#### What needs to be done
Copy out all the records exactly.

(Records from a collection of figures)
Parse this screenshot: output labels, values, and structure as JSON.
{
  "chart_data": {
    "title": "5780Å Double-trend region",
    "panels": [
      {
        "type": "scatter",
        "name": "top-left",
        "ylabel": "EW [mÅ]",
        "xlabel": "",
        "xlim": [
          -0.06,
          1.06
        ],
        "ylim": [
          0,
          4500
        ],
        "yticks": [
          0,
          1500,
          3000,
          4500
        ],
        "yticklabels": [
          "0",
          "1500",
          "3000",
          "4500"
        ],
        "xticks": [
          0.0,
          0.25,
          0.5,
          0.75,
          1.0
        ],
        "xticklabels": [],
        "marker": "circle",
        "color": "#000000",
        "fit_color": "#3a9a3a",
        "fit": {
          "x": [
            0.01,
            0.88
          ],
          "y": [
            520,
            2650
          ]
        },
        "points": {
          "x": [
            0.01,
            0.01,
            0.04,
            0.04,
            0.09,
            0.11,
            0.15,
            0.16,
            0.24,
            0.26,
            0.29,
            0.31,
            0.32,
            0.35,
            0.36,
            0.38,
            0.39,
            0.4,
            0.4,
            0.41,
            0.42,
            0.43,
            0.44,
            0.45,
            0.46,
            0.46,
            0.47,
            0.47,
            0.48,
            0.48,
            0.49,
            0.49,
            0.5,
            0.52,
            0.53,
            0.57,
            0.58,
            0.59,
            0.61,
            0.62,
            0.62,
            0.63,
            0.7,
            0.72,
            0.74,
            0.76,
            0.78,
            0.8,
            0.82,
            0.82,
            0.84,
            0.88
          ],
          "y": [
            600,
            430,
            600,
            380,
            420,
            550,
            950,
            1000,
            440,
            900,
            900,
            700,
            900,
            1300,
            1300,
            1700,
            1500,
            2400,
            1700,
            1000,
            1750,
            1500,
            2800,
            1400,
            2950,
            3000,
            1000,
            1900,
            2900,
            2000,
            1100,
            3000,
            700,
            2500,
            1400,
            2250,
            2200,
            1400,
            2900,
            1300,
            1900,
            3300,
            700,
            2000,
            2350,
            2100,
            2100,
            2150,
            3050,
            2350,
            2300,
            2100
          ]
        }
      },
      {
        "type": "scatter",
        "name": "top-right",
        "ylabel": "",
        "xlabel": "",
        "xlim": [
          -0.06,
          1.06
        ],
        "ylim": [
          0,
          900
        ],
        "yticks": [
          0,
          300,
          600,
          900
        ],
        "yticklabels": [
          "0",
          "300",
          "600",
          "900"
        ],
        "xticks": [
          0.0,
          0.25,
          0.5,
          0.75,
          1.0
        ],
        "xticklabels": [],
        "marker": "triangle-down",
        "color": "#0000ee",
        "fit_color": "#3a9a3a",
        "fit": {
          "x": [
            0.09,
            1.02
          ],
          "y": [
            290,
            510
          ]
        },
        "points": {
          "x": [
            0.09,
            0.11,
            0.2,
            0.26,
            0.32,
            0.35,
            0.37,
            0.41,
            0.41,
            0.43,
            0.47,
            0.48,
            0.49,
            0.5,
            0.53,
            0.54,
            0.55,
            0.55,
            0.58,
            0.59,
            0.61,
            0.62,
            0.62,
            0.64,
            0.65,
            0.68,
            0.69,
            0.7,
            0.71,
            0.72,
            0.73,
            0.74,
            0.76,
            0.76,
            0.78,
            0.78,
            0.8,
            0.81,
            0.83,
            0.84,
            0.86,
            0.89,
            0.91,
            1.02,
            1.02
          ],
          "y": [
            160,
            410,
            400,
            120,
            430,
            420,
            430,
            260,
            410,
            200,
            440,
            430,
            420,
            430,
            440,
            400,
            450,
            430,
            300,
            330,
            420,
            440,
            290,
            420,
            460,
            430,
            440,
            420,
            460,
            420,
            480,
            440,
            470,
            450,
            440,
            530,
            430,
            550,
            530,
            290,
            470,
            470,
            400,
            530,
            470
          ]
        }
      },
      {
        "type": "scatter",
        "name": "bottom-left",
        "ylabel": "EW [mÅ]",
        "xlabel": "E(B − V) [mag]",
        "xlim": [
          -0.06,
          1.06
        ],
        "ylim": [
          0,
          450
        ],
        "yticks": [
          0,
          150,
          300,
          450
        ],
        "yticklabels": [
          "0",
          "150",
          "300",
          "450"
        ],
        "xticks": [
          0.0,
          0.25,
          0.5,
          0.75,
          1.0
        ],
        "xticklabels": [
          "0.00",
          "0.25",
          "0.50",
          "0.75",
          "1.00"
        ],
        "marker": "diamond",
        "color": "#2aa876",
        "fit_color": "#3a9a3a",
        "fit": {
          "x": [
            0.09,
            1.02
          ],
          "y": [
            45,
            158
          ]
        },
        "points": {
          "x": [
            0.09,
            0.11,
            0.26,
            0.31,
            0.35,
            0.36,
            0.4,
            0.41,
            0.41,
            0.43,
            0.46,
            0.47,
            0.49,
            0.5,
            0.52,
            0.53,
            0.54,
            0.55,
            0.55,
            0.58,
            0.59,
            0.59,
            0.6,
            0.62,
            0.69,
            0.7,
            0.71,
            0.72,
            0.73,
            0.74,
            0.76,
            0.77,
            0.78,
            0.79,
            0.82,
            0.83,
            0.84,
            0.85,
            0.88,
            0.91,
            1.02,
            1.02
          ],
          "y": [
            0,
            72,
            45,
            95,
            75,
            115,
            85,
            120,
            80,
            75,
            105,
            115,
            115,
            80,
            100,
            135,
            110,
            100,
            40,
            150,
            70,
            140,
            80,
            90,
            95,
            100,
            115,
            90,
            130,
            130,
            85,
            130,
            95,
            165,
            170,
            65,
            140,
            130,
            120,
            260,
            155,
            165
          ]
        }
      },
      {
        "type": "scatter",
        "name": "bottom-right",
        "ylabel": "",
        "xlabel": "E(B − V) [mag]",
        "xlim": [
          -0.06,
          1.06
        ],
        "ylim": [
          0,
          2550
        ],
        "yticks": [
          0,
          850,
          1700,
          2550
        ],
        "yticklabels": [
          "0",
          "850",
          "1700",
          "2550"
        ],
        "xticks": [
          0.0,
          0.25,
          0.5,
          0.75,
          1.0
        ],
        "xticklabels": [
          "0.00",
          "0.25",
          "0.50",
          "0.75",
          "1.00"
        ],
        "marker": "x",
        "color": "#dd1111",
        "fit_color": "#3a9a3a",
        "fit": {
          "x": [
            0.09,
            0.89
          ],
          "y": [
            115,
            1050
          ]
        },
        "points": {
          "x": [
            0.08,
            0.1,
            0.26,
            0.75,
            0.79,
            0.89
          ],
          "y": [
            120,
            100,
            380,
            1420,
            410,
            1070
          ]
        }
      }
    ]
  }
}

#### Completed exercise
Parse this screenshot: output labels, values, and structure as JSON.
{
  "chart_data": {
    "title": "5780Å Double-trend region",
    "panels": [
      {
        "type": "scatter",
        "name": "top-left",
        "ylabel": "EW [mÅ]",
        "xlabel": "",
        "xlim": [
          -0.06,
          1.06
        ],
        "ylim": [
          0,
          4500
        ],
        "yticks": [
          0,
          1500,
          3000,
          4500
        ],
        "yticklabels": [
          "0",
          "1500",
          "3000",
          "4500"
        ],
        "xticks": [
          0.0,
          0.25,
          0.5,
          0.75,
          1.0
        ],
        "xticklabels": [],
        "marker": "circle",
        "color": "#000000",
        "fit_color": "#3a9a3a",
        "fit": {
          "x": [
            0.01,
            0.88
          ],
          "y": [
            520,
            2650
          ]
        },
        "points": {
          "x": [
            0.01,
            0.01,
            0.04,
            0.04,
            0.09,
            0.11,
            0.15,
            0.16,
            0.24,
            0.26,
            0.29,
            0.31,
            0.32,
            0.35,
            0.36,
            0.38,
            0.39,
            0.4,
            0.4,
            0.41,
            0.42,
            0.43,
            0.44,
            0.45,
            0.46,
            0.46,
            0.47,
            0.47,
            0.48,
            0.48,
            0.49,
            0.49,
            0.5,
            0.52,
            0.53,
            0.57,
            0.58,
            0.59,
            0.61,
            0.62,
            0.62,
            0.63,
            0.7,
            0.72,
            0.74,
            0.76,
            0.78,
            0.8,
            0.82,
            0.82,
            0.84,
            0.88
          ],
          "y": [
            600,
            430,
            600,
            380,
            420,
            550,
            950,
            1000,
            440,
            900,
            900,
            700,
            900,
            1300,
            1300,
            1700,
            1500,
            2400,
            1700,
            1000,
            1750,
            1500,
            2800,
            1400,
            2950,
            3000,
            1000,
            1900,
            2900,
            2000,
            1100,
            3000,
            700,
            2500,
            1400,
            2250,
            2200,
            1400,
            2900,
            1300,
            1900,
            3300,
            700,
            2000,
            2350,
            2100,
            2100,
            2150,
            3050,
            2350,
            2300,
            2100
          ]
        }
      },
      {
        "type": "scatter",
        "name": "top-right",
        "ylabel": "",
        "xlabel": "",
        "xlim": [
          -0.06,
          1.06
        ],
        "ylim": [
          0,
          900
        ],
        "yticks": [
          0,
          300,
          600,
          900
        ],
        "yticklabels": [
          "0",
          "300",
          "600",
          "900"
        ],
        "xticks": [
          0.0,
          0.25,
          0.5,
          0.75,
          1.0
        ],
        "xticklabels": [],
        "marker": "triangle-down",
        "color": "#0000ee",
        "fit_color": "#3a9a3a",
        "fit": {
          "x": [
            0.09,
            1.02
          ],
          "y": [
            290,
            510
          ]
        },
        "points": {
          "x": [
            0.09,
            0.11,
            0.2,
            0.26,
            0.32,
            0.35,
            0.37,
            0.41,
            0.41,
            0.43,
            0.47,
            0.48,
            0.49,
            0.5,
            0.53,
            0.54,
            0.55,
            0.55,
            0.58,
            0.59,
            0.61,
            0.62,
            0.62,
            0.64,
            0.65,
            0.68,
            0.69,
            0.7,
            0.71,
            0.72,
            0.73,
            0.74,
            0.76,
            0.76,
            0.78,
            0.78,
            0.8,
            0.81,
            0.83,
            0.84,
            0.86,
            0.89,
            0.91,
            1.02,
            1.02
          ],
          "y": [
            160,
            410,
            400,
            120,
            430,
            420,
            430,
            260,
            410,
            200,
            440,
            430,
            420,
            430,
            440,
            400,
            450,
            430,
            300,
            330,
            420,
            440,
            290,
            420,
            460,
            430,
            440,
            420,
            460,
            420,
            480,
            440,
            470,
            450,
            440,
            530,
            430,
            550,
            530,
            290,
            470,
            470,
            400,
            530,
            470
          ]
        }
      },
      {
        "type": "scatter",
        "name": "bottom-left",
        "ylabel": "EW [mÅ]",
        "xlabel": "E(B − V) [mag]",
        "xlim": [
          -0.06,
          1.06
        ],
        "ylim": [
          0,
          450
        ],
        "yticks": [
          0,
          150,
          300,
          450
        ],
        "yticklabels": [
          "0",
          "150",
          "300",
          "450"
        ],
        "xticks": [
          0.0,
          0.25,
          0.5,
          0.75,
          1.0
        ],
        "xticklabels": [
          "0.00",
          "0.25",
          "0.50",
          "0.75",
          "1.00"
        ],
        "marker": "diamond",
        "color": "#2aa876",
        "fit_color": "#3a9a3a",
        "fit": {
          "x": [
            0.09,
            1.02
          ],
          "y": [
            45,
            158
          ]
        },
        "points": {
          "x": [
            0.09,
            0.11,
            0.26,
            0.31,
            0.35,
            0.36,
            0.4,
            0.41,
            0.41,
            0.43,
            0.46,
            0.47,
            0.49,
            0.5,
            0.52,
            0.53,
            0.54,
            0.55,
            0.55,
            0.58,
            0.59,
            0.59,
            0.6,
            0.62,
            0.69,
            0.7,
            0.71,
            0.72,
            0.73,
            0.74,
            0.76,
            0.77,
            0.78,
            0.79,
            0.82,
            0.83,
            0.84,
            0.85,
            0.88,
            0.91,
            1.02,
            1.02
          ],
          "y": [
            0,
            72,
            45,
            95,
            75,
            115,
            85,
            120,
            80,
            75,
            105,
            115,
            115,
            80,
            100,
            135,
            110,
            100,
            40,
            150,
            70,
            140,
            80,
            90,
            95,
            100,
            115,
            90,
            130,
            130,
            85,
            130,
            95,
            165,
            170,
            65,
            140,
            130,
            120,
            260,
            155,
            165
          ]
        }
      },
      {
        "type": "scatter",
        "name": "bottom-right",
        "ylabel": "",
        "xlabel": "E(B − V) [mag]",
        "xlim": [
          -0.06,
          1.06
        ],
        "ylim": [
          0,
          2550
        ],
        "yticks": [
          0,
          850,
          1700,
          2550
        ],
        "yticklabels": [
          "0",
          "850",
          "1700",
          "2550"
        ],
        "xticks": [
          0.0,
          0.25,
          0.5,
          0.75,
          1.0
        ],
        "xticklabels": [
          "0.00",
          "0.25",
          "0.50",
          "0.75",
          "1.00"
        ],
        "marker": "x",
        "color": "#dd1111",
        "fit_color": "#3a9a3a",
        "fit": {
          "x": [
            0.09,
            0.89
          ],
          "y": [
            115,
            1050
          ]
        },
        "points": {
          "x": [
            0.08,
            0.1,
            0.26,
            0.75,
            0.79,
            0.89
          ],
          "y": [
            120,
            100,
            380,
            1420,
            410,
            1070
          ]
        }
      }
    ]
  }
}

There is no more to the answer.